- **PROBLEM DESCRIPTION**: Check each line of the listing for the string "ylabel", then state how many lines have it. Only the number is wanted.

- **EXTRACTED DATA**:
>> START
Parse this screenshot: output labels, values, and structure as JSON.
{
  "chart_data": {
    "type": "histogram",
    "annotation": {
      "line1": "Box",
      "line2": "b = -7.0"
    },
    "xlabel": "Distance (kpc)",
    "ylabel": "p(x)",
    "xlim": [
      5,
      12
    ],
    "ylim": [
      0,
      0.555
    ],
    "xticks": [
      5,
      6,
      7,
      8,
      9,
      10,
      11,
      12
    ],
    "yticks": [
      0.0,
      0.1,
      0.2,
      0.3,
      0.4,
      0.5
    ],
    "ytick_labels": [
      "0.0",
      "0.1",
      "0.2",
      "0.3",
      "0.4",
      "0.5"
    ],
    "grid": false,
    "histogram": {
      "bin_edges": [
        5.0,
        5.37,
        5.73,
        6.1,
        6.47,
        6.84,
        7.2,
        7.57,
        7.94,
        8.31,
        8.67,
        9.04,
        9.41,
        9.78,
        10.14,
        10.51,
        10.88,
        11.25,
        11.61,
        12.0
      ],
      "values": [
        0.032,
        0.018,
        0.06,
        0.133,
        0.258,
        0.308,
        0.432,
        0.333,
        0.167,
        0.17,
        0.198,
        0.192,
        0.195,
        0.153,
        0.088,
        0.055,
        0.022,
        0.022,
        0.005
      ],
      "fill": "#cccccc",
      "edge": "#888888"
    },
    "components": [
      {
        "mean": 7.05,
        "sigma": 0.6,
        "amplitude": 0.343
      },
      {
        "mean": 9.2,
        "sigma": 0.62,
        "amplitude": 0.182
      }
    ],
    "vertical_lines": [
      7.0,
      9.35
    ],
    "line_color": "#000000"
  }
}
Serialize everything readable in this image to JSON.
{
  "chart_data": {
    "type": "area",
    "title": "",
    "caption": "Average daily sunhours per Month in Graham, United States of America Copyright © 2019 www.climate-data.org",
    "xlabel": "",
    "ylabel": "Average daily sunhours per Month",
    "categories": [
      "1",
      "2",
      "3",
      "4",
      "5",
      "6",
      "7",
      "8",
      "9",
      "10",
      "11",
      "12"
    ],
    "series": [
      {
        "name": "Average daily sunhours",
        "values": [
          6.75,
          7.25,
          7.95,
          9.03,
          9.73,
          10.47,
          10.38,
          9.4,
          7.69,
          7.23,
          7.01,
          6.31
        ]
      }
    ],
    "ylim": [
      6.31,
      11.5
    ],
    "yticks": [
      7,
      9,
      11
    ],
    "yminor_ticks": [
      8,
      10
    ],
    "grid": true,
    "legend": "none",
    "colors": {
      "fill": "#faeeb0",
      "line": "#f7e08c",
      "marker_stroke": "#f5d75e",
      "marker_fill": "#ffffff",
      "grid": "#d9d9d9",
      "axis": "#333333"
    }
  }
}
>> END
- **OUTPUT**: 2